[START OF DATA SUPPLIED]

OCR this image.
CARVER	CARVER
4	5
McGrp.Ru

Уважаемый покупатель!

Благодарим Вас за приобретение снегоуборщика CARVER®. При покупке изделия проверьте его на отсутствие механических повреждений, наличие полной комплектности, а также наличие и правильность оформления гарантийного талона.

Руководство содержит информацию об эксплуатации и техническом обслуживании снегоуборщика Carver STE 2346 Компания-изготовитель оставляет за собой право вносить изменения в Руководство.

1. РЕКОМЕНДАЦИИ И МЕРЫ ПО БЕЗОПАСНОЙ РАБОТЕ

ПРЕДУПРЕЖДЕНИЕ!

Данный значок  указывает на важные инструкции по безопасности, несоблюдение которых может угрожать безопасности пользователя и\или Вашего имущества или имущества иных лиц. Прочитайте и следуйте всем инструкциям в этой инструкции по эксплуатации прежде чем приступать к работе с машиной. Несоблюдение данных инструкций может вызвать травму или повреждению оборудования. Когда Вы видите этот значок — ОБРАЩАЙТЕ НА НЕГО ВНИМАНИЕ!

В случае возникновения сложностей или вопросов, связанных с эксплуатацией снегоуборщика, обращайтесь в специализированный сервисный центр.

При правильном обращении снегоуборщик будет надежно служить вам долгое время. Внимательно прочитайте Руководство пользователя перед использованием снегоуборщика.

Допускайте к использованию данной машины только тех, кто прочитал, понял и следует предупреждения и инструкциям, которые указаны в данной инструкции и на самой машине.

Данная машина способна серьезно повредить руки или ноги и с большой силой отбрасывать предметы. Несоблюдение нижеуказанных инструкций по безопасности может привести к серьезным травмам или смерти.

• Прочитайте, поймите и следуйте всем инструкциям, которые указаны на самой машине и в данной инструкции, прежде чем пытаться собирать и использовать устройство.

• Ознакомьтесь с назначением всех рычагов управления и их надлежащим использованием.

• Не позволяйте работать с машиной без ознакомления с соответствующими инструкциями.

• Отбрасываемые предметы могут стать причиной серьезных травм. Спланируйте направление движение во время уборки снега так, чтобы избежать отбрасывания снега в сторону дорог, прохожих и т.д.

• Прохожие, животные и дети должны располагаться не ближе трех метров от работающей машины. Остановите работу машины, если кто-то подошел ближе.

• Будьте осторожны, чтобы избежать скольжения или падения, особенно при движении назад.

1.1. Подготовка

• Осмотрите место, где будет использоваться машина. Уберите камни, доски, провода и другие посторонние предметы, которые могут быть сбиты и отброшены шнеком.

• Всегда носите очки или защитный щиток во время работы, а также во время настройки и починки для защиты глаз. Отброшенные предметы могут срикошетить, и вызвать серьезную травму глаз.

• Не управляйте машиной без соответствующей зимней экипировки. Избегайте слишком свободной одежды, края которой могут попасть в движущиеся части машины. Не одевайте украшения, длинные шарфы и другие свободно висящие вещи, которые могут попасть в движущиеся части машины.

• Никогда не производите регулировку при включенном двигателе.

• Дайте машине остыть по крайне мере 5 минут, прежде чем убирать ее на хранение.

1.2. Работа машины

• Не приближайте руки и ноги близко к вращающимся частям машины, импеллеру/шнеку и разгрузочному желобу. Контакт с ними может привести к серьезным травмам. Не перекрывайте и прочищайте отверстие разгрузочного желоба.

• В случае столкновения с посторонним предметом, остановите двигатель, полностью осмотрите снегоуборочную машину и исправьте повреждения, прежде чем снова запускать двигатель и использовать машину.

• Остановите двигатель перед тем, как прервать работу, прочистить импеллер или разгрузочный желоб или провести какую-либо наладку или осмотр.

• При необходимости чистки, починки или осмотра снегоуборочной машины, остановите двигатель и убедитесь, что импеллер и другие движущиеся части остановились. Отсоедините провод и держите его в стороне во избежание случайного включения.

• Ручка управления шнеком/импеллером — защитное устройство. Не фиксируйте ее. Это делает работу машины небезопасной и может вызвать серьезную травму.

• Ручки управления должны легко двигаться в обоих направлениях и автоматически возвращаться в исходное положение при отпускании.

[END OF DATA SUPPLIED]

GIVEN INSTRUCTION: Scan the records above and report how many lines include the word "машина", without any other text.

ANSWER TO THE PROBLEM: 2